Your objective >>
Transcribe the whole listing below without changing a word, but leave out every image.

Supplied data >>
-- START --

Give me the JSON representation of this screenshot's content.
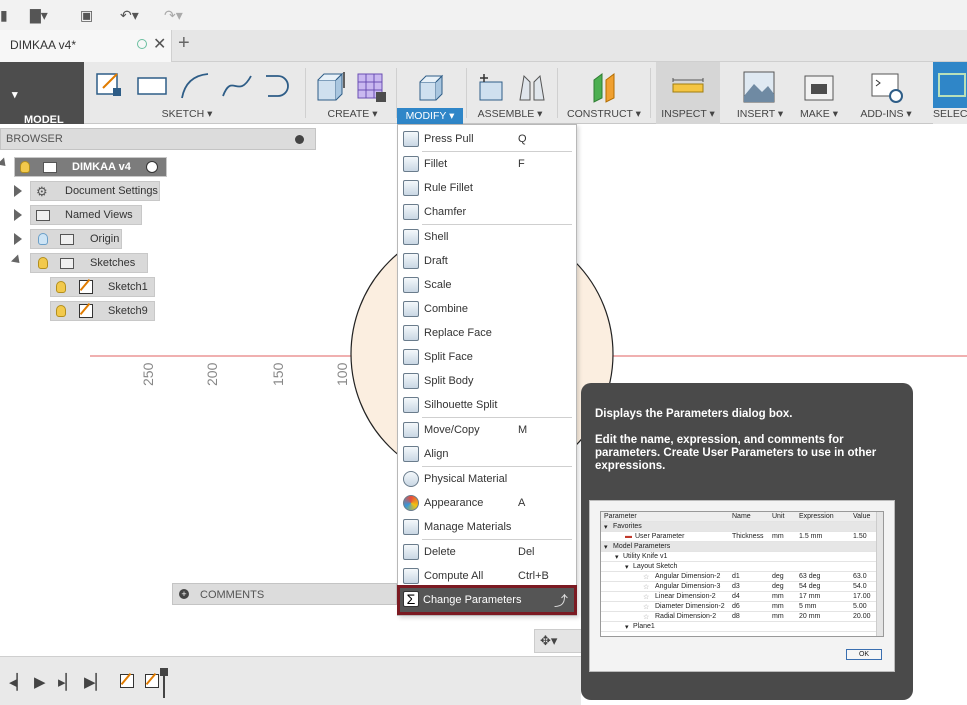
{
  "document": {
    "tab_title": "DIMKAA v4*"
  },
  "quick_access": {
    "icons": [
      "menu-icon",
      "file-icon",
      "save-icon",
      "undo-icon",
      "redo-icon"
    ]
  },
  "ribbon": {
    "workspace": "MODEL",
    "groups": [
      {
        "label": "SKETCH",
        "id": "sketch"
      },
      {
        "label": "CREATE",
        "id": "create"
      },
      {
        "label": "MODIFY",
        "id": "modify"
      },
      {
        "label": "ASSEMBLE",
        "id": "assemble"
      },
      {
        "label": "CONSTRUCT",
        "id": "construct"
      },
      {
        "label": "INSPECT",
        "id": "inspect"
      },
      {
        "label": "INSERT",
        "id": "insert"
      },
      {
        "label": "MAKE",
        "id": "make"
      },
      {
        "label": "ADD-INS",
        "id": "addins"
      },
      {
        "label": "SELECT",
        "id": "select"
      }
    ],
    "accent": "#2f86c8"
  },
  "browser": {
    "title": "BROWSER",
    "root": "DIMKAA v4",
    "items": [
      {
        "label": "Document Settings"
      },
      {
        "label": "Named Views"
      },
      {
        "label": "Origin"
      },
      {
        "label": "Sketches"
      },
      {
        "label": "Sketch1"
      },
      {
        "label": "Sketch9"
      }
    ]
  },
  "canvas": {
    "ruler_labels": [
      "250",
      "200",
      "150",
      "100"
    ]
  },
  "comments": {
    "label": "COMMENTS"
  },
  "modify_menu": {
    "items": [
      {
        "label": "Press Pull",
        "shortcut": "Q"
      },
      {
        "label": "Fillet",
        "shortcut": "F"
      },
      {
        "label": "Rule Fillet",
        "shortcut": ""
      },
      {
        "label": "Chamfer",
        "shortcut": ""
      },
      {
        "label": "Shell",
        "shortcut": ""
      },
      {
        "label": "Draft",
        "shortcut": ""
      },
      {
        "label": "Scale",
        "shortcut": ""
      },
      {
        "label": "Combine",
        "shortcut": ""
      },
      {
        "label": "Replace Face",
        "shortcut": ""
      },
      {
        "label": "Split Face",
        "shortcut": ""
      },
      {
        "label": "Split Body",
        "shortcut": ""
      },
      {
        "label": "Silhouette Split",
        "shortcut": ""
      },
      {
        "label": "Move/Copy",
        "shortcut": "M"
      },
      {
        "label": "Align",
        "shortcut": ""
      },
      {
        "label": "Physical Material",
        "shortcut": ""
      },
      {
        "label": "Appearance",
        "shortcut": "A"
      },
      {
        "label": "Manage Materials",
        "shortcut": ""
      },
      {
        "label": "Delete",
        "shortcut": "Del"
      },
      {
        "label": "Compute All",
        "shortcut": "Ctrl+B"
      },
      {
        "label": "Change Parameters",
        "shortcut": ""
      }
    ],
    "highlight_border": "#7b1a22"
  },
  "tooltip": {
    "heading": "Displays the Parameters dialog box.",
    "body": "Edit the name, expression, and comments for parameters. Create User Parameters to use in other expressions.",
    "preview": {
      "headers": [
        "Parameter",
        "Name",
        "Unit",
        "Expression",
        "Value"
      ],
      "rows": [
        {
          "p": "Favorites",
          "n": "",
          "u": "",
          "e": "",
          "v": ""
        },
        {
          "p": "User Parameter",
          "n": "Thickness",
          "u": "mm",
          "e": "1.5 mm",
          "v": "1.50"
        },
        {
          "p": "Model Parameters",
          "n": "",
          "u": "",
          "e": "",
          "v": ""
        },
        {
          "p": "Utility Knife v1",
          "n": "",
          "u": "",
          "e": "",
          "v": ""
        },
        {
          "p": "Layout Sketch",
          "n": "",
          "u": "",
          "e": "",
          "v": ""
        },
        {
          "p": "Angular Dimension-2",
          "n": "d1",
          "u": "deg",
          "e": "63 deg",
          "v": "63.0"
        },
        {
          "p": "Angular Dimension-3",
          "n": "d3",
          "u": "deg",
          "e": "54 deg",
          "v": "54.0"
        },
        {
          "p": "Linear Dimension-2",
          "n": "d4",
          "u": "mm",
          "e": "17 mm",
          "v": "17.00"
        },
        {
          "p": "Diameter Dimension-2",
          "n": "d6",
          "u": "mm",
          "e": "5 mm",
          "v": "5.00"
        },
        {
          "p": "Radial Dimension-2",
          "n": "d8",
          "u": "mm",
          "e": "20 mm",
          "v": "20.00"
        },
        {
          "p": "Plane1",
          "n": "",
          "u": "",
          "e": "",
          "v": ""
        }
      ],
      "ok_label": "OK"
    }
  }
}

-- END --

Response to the task >>
Give me the JSON representation of this screenshot's content.
{
  "document": {
    "tab_title": "DIMKAA v4*"
  },
  "quick_access": {
    "icons": [
      "menu-icon",
      "file-icon",
      "save-icon",
      "undo-icon",
      "redo-icon"
    ]
  },
  "ribbon": {
    "workspace": "MODEL",
    "groups": [
      {
        "label": "SKETCH",
        "id": "sketch"
      },
      {
        "label": "CREATE",
        "id": "create"
      },
      {
        "label": "MODIFY",
        "id": "modify"
      },
      {
        "label": "ASSEMBLE",
        "id": "assemble"
      },
      {
        "label": "CONSTRUCT",
        "id": "construct"
      },
      {
        "label": "INSPECT",
        "id": "inspect"
      },
      {
        "label": "INSERT",
        "id": "insert"
      },
      {
        "label": "MAKE",
        "id": "make"
      },
      {
        "label": "ADD-INS",
        "id": "addins"
      },
      {
        "label": "SELECT",
        "id": "select"
      }
    ],
    "accent": "#2f86c8"
  },
  "browser": {
    "title": "BROWSER",
    "root": "DIMKAA v4",
    "items": [
      {
        "label": "Document Settings"
      },
      {
        "label": "Named Views"
      },
      {
        "label": "Origin"
      },
      {
        "label": "Sketches"
      },
      {
        "label": "Sketch1"
      },
      {
        "label": "Sketch9"
      }
    ]
  },
  "canvas": {
    "ruler_labels": [
      "250",
      "200",
      "150",
      "100"
    ]
  },
  "comments": {
    "label": "COMMENTS"
  },
  "modify_menu": {
    "items": [
      {
        "label": "Press Pull",
        "shortcut": "Q"
      },
      {
        "label": "Fillet",
        "shortcut": "F"
      },
      {
        "label": "Rule Fillet",
        "shortcut": ""
      },
      {
        "label": "Chamfer",
        "shortcut": ""
      },
      {
        "label": "Shell",
        "shortcut": ""
      },
      {
        "label": "Draft",
        "shortcut": ""
      },
      {
        "label": "Scale",
        "shortcut": ""
      },
      {
        "label": "Combine",
        "shortcut": ""
      },
      {
        "label": "Replace Face",
        "shortcut": ""
      },
      {
        "label": "Split Face",
        "shortcut": ""
      },
      {
        "label": "Split Body",
        "shortcut": ""
      },
      {
        "label": "Silhouette Split",
        "shortcut": ""
      },
      {
        "label": "Move/Copy",
        "shortcut": "M"
      },
      {
        "label": "Align",
        "shortcut": ""
      },
      {
        "label": "Physical Material",
        "shortcut": ""
      },
      {
        "label": "Appearance",
        "shortcut": "A"
      },
      {
        "label": "Manage Materials",
        "shortcut": ""
      },
      {
        "label": "Delete",
        "shortcut": "Del"
      },
      {
        "label": "Compute All",
        "shortcut": "Ctrl+B"
      },
      {
        "label": "Change Parameters",
        "shortcut": ""
      }
    ],
    "highlight_border": "#7b1a22"
  },
  "tooltip": {
    "heading": "Displays the Parameters dialog box.",
    "body": "Edit the name, expression, and comments for parameters. Create User Parameters to use in other expressions.",
    "preview": {
      "headers": [
        "Parameter",
        "Name",
        "Unit",
        "Expression",
        "Value"
      ],
      "rows": [
        {
          "p": "Favorites",
          "n": "",
          "u": "",
          "e": "",
          "v": ""
        },
        {
          "p": "User Parameter",
          "n": "Thickness",
          "u": "mm",
          "e": "1.5 mm",
          "v": "1.50"
        },
        {
          "p": "Model Parameters",
          "n": "",
          "u": "",
          "e": "",
          "v": ""
        },
        {
          "p": "Utility Knife v1",
          "n": "",
          "u": "",
          "e": "",
          "v": ""
        },
        {
          "p": "Layout Sketch",
          "n": "",
          "u": "",
          "e": "",
          "v": ""
        },
        {
          "p": "Angular Dimension-2",
          "n": "d1",
          "u": "deg",
          "e": "63 deg",
          "v": "63.0"
        },
        {
          "p": "Angular Dimension-3",
          "n": "d3",
          "u": "deg",
          "e": "54 deg",
          "v": "54.0"
        },
        {
          "p": "Linear Dimension-2",
          "n": "d4",
          "u": "mm",
          "e": "17 mm",
          "v": "17.00"
        },
        {
          "p": "Diameter Dimension-2",
          "n": "d6",
          "u": "mm",
          "e": "5 mm",
          "v": "5.00"
        },
        {
          "p": "Radial Dimension-2",
          "n": "d8",
          "u": "mm",
          "e": "20 mm",
          "v": "20.00"
        },
        {
          "p": "Plane1",
          "n": "",
          "u": "",
          "e": "",
          "v": ""
        }
      ],
      "ok_label": "OK"
    }
  }
}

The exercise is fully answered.